**Directions:** Count how many lines have the word "this" in them. Reply with that number by itself.

___ Data shown ___

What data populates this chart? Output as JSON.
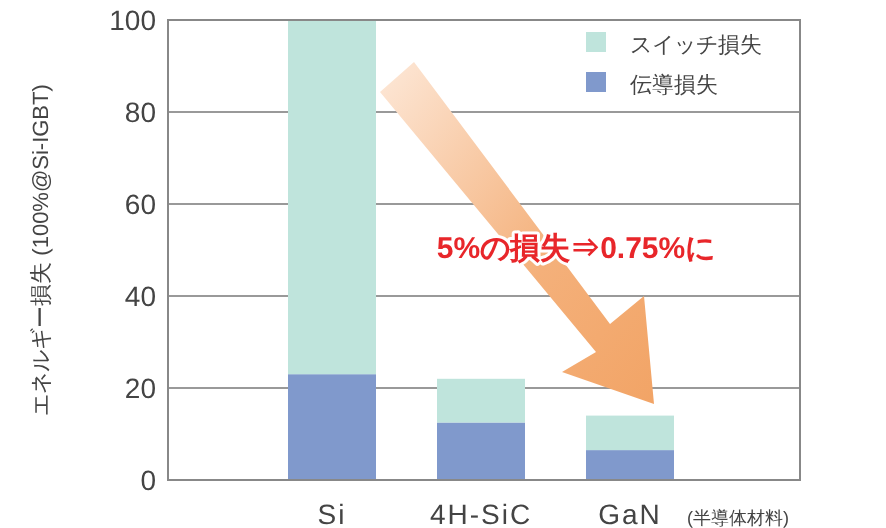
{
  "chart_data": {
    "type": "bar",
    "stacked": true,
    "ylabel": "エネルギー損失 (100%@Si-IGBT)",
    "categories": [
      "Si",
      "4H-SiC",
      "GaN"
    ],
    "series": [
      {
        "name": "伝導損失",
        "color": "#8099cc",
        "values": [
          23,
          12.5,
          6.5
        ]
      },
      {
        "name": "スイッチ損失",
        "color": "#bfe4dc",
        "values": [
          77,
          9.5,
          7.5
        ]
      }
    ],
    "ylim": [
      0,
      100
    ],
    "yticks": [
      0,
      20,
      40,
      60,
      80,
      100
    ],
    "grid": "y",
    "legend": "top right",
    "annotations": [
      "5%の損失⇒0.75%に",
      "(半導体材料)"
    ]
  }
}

___
___ Data shown ___

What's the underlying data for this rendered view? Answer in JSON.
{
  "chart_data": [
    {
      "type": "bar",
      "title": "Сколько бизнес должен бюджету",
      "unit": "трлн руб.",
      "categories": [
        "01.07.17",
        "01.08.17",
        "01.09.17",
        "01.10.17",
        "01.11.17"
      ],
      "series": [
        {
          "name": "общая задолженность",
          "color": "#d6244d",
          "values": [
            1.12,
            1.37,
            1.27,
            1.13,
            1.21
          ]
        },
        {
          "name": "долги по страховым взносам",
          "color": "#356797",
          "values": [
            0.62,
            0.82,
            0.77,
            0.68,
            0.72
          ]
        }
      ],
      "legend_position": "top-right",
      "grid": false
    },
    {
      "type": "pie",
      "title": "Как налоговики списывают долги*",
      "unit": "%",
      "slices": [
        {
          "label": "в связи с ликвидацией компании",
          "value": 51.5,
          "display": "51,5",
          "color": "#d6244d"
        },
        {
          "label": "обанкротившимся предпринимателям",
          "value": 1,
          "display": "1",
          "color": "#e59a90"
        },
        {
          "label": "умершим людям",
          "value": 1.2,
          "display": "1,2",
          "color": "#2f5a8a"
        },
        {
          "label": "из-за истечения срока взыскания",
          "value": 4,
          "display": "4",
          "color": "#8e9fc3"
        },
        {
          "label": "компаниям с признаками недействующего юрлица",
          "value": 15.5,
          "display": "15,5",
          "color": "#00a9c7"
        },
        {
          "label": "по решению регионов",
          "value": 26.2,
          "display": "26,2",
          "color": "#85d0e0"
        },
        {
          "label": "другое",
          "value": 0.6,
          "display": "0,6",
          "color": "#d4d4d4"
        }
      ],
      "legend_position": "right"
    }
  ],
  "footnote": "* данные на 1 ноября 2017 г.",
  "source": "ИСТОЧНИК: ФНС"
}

___

**Finished task:** 2